* **Supplied material**
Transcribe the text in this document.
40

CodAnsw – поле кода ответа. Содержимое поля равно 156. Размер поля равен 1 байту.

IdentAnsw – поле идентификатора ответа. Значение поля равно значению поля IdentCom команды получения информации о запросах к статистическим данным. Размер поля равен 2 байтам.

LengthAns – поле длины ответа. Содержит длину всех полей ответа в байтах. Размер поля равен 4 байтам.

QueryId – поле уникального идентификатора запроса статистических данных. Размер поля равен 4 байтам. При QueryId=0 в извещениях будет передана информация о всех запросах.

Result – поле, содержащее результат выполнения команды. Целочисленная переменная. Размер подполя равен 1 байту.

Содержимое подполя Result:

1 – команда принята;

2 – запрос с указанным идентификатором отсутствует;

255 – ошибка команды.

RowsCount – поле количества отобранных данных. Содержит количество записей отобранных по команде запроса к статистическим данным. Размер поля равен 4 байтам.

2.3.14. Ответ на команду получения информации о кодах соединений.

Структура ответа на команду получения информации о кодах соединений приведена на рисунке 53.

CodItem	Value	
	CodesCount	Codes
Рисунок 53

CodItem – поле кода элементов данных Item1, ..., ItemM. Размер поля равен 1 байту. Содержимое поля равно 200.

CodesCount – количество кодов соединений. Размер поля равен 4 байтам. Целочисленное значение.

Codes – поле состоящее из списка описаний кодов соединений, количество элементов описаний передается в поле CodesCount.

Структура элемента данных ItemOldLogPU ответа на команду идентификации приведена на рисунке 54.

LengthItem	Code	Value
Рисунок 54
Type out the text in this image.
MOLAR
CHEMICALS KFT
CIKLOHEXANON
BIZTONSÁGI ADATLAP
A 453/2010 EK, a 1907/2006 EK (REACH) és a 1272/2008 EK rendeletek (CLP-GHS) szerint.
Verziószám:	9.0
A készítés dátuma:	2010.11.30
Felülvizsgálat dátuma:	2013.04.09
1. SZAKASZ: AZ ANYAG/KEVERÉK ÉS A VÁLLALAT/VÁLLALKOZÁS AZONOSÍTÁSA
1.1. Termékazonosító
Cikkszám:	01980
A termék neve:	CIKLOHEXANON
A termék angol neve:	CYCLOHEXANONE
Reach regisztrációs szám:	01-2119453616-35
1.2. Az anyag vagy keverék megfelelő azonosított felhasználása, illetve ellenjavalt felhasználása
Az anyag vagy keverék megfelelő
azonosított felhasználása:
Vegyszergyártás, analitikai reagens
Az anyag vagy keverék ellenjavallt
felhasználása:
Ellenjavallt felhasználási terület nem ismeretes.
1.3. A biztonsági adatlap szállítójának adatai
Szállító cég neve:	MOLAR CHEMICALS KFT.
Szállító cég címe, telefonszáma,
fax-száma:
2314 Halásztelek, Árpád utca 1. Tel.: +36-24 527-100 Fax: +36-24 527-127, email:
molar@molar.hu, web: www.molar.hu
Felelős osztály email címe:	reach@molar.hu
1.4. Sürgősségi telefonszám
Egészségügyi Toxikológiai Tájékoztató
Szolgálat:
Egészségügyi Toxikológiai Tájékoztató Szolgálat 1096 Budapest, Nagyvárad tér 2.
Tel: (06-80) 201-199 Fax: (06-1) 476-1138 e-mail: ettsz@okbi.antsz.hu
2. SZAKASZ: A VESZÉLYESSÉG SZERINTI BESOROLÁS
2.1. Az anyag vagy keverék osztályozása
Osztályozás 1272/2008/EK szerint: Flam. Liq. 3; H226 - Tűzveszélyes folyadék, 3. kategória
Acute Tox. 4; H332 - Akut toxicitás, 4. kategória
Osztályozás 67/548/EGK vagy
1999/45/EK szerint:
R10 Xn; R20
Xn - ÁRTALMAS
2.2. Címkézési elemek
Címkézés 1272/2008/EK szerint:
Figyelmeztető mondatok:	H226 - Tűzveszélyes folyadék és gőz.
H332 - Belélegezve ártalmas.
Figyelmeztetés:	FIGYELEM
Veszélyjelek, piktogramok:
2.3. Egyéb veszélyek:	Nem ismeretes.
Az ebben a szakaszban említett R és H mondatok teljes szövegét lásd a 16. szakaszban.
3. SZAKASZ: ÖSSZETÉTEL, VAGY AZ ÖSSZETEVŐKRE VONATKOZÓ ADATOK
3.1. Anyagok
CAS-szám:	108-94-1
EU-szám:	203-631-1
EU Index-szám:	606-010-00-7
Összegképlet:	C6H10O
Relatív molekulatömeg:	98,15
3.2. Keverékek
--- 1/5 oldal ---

* **What to work on**
In the entries above, find each line with the word "dátuma" and copy it.

* **Response**
A készítés dátuma:	2010.11.30
Felülvizsgálat dátuma:	2013.04.09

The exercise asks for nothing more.